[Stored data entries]
-*-*-

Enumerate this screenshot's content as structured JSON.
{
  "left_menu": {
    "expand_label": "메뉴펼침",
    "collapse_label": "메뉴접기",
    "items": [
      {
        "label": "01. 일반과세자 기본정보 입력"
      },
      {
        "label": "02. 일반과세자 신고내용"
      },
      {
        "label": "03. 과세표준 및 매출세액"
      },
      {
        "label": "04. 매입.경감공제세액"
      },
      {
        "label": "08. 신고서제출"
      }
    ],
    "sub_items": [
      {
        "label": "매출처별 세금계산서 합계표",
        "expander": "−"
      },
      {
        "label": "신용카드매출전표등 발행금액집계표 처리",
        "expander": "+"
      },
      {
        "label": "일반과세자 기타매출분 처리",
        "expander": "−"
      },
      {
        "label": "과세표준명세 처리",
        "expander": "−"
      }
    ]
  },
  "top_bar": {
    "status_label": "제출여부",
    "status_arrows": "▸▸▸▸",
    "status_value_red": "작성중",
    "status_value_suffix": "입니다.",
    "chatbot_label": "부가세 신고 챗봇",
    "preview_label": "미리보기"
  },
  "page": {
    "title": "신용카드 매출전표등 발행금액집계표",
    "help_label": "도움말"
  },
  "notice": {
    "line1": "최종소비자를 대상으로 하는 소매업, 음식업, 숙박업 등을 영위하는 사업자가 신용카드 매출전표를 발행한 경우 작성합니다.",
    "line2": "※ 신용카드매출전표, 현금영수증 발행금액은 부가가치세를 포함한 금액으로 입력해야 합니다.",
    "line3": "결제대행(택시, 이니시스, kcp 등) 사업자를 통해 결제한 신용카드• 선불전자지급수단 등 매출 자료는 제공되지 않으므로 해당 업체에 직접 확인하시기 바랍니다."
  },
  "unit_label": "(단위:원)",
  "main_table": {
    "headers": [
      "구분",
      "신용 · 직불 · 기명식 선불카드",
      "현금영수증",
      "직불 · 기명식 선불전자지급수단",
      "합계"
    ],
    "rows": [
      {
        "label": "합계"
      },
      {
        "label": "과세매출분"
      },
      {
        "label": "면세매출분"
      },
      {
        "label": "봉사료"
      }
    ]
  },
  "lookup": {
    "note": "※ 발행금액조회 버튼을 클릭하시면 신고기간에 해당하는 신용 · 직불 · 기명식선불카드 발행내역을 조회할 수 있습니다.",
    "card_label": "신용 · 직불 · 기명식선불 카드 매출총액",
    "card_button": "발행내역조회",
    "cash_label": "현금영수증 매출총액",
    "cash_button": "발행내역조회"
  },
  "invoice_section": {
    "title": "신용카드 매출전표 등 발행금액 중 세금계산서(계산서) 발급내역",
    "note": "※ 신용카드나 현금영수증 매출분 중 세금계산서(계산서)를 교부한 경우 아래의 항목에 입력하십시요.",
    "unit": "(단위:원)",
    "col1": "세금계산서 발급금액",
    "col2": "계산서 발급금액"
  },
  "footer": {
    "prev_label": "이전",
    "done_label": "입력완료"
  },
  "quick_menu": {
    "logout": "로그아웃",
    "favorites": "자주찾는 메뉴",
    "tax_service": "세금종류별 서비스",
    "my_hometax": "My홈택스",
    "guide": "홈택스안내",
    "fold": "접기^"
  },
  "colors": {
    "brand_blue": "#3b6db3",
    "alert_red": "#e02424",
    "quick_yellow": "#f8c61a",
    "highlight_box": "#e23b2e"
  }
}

-*-*-

(Exercise details):
From the records above, extract every entry exactly as given.

(Final answer):
Enumerate this screenshot's content as structured JSON.
{
  "left_menu": {
    "expand_label": "메뉴펼침",
    "collapse_label": "메뉴접기",
    "items": [
      {
        "label": "01. 일반과세자 기본정보 입력"
      },
      {
        "label": "02. 일반과세자 신고내용"
      },
      {
        "label": "03. 과세표준 및 매출세액"
      },
      {
        "label": "04. 매입.경감공제세액"
      },
      {
        "label": "08. 신고서제출"
      }
    ],
    "sub_items": [
      {
        "label": "매출처별 세금계산서 합계표",
        "expander": "−"
      },
      {
        "label": "신용카드매출전표등 발행금액집계표 처리",
        "expander": "+"
      },
      {
        "label": "일반과세자 기타매출분 처리",
        "expander": "−"
      },
      {
        "label": "과세표준명세 처리",
        "expander": "−"
      }
    ]
  },
  "top_bar": {
    "status_label": "제출여부",
    "status_arrows": "▸▸▸▸",
    "status_value_red": "작성중",
    "status_value_suffix": "입니다.",
    "chatbot_label": "부가세 신고 챗봇",
    "preview_label": "미리보기"
  },
  "page": {
    "title": "신용카드 매출전표등 발행금액집계표",
    "help_label": "도움말"
  },
  "notice": {
    "line1": "최종소비자를 대상으로 하는 소매업, 음식업, 숙박업 등을 영위하는 사업자가 신용카드 매출전표를 발행한 경우 작성합니다.",
    "line2": "※ 신용카드매출전표, 현금영수증 발행금액은 부가가치세를 포함한 금액으로 입력해야 합니다.",
    "line3": "결제대행(택시, 이니시스, kcp 등) 사업자를 통해 결제한 신용카드• 선불전자지급수단 등 매출 자료는 제공되지 않으므로 해당 업체에 직접 확인하시기 바랍니다."
  },
  "unit_label": "(단위:원)",
  "main_table": {
    "headers": [
      "구분",
      "신용 · 직불 · 기명식 선불카드",
      "현금영수증",
      "직불 · 기명식 선불전자지급수단",
      "합계"
    ],
    "rows": [
      {
        "label": "합계"
      },
      {
        "label": "과세매출분"
      },
      {
        "label": "면세매출분"
      },
      {
        "label": "봉사료"
      }
    ]
  },
  "lookup": {
    "note": "※ 발행금액조회 버튼을 클릭하시면 신고기간에 해당하는 신용 · 직불 · 기명식선불카드 발행내역을 조회할 수 있습니다.",
    "card_label": "신용 · 직불 · 기명식선불 카드 매출총액",
    "card_button": "발행내역조회",
    "cash_label": "현금영수증 매출총액",
    "cash_button": "발행내역조회"
  },
  "invoice_section": {
    "title": "신용카드 매출전표 등 발행금액 중 세금계산서(계산서) 발급내역",
    "note": "※ 신용카드나 현금영수증 매출분 중 세금계산서(계산서)를 교부한 경우 아래의 항목에 입력하십시요.",
    "unit": "(단위:원)",
    "col1": "세금계산서 발급금액",
    "col2": "계산서 발급금액"
  },
  "footer": {
    "prev_label": "이전",
    "done_label": "입력완료"
  },
  "quick_menu": {
    "logout": "로그아웃",
    "favorites": "자주찾는 메뉴",
    "tax_service": "세금종류별 서비스",
    "my_hometax": "My홈택스",
    "guide": "홈택스안내",
    "fold": "접기^"
  },
  "colors": {
    "brand_blue": "#3b6db3",
    "alert_red": "#e02424",
    "quick_yellow": "#f8c61a",
    "highlight_box": "#e23b2e"
  }
}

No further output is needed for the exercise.